┌─ GIVEN PASSAGE

Keep in mind that the kind of cases involved here are mainly ones in which an unscrupulous executive was taking actions that benefited the company and that should have been prevented by internal controls. Such corporations need to be held fully accountable and put under close supervision.

They also should not be allowed to go on receiving special deals such as non-prosecution and deferred prosecution agreements—sometimes more than once. Rather than calling for an end to these practices, Monaco weakly states that multiple deals are “generally disfavored” and goes on to dilute that position even more by suggesting that everything should be done to incentivize voluntary disclosure.

On the plus side, Monaco’s policy would pressure corporations to claw back compensation paid to executives who engage in misconduct. In too many cases, these corrupt individuals have been allowed to keep lavish pay and benefit packages—and often the company would pay their legal expenses.

Overall, Monaco puts too much emphasis on the carrot and not enough on the stick. Corrupt corporations have been treated leniently for too long. Now is the time for a tougher approach.

└─

- **TASK A**: Decide whether each statement below agrees with the commentary on Monaco's policy, answering yes or no and quoting the words of the commentary that decide it. (i) Monaco calls for an end to repeated non-prosecution and deferred prosecution deals. (ii) Monaco's policy would push corporations to recover pay from executives who engage in misconduct. (iii) Corrupt corporations have been treated harshly for too long.
- **TASK B**: According to the commentary on Monaco's policy, what would the company often pay for corrupt executives besides letting them keep lavish pay and benefit packages?

┌─ ENTRIES SUPPLIED

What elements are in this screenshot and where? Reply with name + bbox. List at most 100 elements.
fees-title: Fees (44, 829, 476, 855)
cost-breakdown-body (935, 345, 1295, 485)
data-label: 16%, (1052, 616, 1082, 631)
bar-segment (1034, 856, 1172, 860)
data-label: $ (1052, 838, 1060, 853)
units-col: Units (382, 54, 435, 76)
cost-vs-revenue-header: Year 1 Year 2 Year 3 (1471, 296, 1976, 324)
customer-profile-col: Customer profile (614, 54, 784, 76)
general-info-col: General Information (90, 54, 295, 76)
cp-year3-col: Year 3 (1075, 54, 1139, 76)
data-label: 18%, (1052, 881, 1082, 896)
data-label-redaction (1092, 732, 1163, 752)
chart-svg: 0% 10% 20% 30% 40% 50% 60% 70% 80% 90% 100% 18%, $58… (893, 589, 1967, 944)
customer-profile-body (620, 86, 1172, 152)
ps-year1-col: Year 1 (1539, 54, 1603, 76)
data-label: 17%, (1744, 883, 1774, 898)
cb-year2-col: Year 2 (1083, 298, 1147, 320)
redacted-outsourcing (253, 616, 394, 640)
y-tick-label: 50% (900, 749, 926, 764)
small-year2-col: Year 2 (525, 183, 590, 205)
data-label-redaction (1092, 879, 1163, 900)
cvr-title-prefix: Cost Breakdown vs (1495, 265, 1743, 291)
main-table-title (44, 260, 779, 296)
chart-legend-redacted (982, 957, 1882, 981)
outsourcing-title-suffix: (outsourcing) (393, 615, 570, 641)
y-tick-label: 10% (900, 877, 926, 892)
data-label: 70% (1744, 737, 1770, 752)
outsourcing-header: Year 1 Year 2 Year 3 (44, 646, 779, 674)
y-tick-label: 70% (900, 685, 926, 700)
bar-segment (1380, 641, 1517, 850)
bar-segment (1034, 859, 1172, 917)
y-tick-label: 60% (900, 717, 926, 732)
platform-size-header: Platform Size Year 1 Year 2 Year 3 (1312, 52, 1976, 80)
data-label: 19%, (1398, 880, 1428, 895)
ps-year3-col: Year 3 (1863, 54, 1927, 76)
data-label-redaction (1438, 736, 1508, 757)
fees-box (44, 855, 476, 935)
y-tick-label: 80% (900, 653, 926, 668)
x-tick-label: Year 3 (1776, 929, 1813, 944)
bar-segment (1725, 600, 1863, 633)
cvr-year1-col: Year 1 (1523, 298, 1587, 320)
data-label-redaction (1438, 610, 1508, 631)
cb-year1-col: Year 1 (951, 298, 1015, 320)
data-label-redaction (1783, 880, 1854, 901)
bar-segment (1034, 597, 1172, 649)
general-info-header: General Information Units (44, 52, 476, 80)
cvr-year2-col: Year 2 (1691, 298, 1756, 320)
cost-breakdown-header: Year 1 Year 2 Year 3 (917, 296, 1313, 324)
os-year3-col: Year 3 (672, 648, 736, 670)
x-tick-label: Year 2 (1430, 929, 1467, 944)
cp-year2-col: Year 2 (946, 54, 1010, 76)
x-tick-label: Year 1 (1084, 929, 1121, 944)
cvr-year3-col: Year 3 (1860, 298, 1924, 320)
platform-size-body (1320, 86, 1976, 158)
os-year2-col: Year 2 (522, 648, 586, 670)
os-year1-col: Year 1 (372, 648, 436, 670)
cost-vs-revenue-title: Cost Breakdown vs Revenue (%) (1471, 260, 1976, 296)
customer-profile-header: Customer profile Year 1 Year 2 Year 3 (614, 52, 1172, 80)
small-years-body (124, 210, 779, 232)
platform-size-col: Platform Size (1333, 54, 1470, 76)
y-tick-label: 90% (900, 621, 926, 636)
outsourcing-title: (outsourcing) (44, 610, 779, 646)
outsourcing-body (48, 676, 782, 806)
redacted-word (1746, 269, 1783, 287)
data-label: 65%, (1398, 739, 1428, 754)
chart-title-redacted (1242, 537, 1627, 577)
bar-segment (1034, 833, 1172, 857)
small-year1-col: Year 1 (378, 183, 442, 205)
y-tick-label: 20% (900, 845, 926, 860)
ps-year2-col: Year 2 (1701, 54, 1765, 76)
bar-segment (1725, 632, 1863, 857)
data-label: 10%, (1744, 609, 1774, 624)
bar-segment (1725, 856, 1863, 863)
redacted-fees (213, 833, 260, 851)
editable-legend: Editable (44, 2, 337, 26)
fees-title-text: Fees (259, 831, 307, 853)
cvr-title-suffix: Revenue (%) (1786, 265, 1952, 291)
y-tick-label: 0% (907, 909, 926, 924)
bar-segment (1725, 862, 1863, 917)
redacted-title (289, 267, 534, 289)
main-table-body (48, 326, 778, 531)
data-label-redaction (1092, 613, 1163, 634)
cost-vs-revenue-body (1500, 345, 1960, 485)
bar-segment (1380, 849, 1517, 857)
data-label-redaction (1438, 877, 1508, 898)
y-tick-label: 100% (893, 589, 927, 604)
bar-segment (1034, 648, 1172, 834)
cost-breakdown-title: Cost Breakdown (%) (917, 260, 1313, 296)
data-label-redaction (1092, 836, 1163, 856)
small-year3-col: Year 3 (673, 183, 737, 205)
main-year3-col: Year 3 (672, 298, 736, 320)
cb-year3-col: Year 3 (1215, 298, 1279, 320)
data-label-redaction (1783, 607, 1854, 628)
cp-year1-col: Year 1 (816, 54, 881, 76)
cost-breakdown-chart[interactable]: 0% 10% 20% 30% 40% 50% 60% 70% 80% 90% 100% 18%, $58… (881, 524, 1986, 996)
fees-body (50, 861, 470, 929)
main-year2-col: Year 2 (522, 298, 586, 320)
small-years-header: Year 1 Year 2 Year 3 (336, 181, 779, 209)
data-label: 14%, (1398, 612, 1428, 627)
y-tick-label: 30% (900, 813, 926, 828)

└─

- **TASK SOLUTION A**:
(i) No: "Rather than calling for an end to these practices, Monaco weakly states that multiple deals are “generally disfavored”"
(ii) Yes: "Monaco’s policy would pressure corporations to claw back compensation paid to executives who engage in misconduct"
(iii) No: "Corrupt corporations have been treated leniently for too long."

- **TASK SOLUTION B**: Their legal expenses.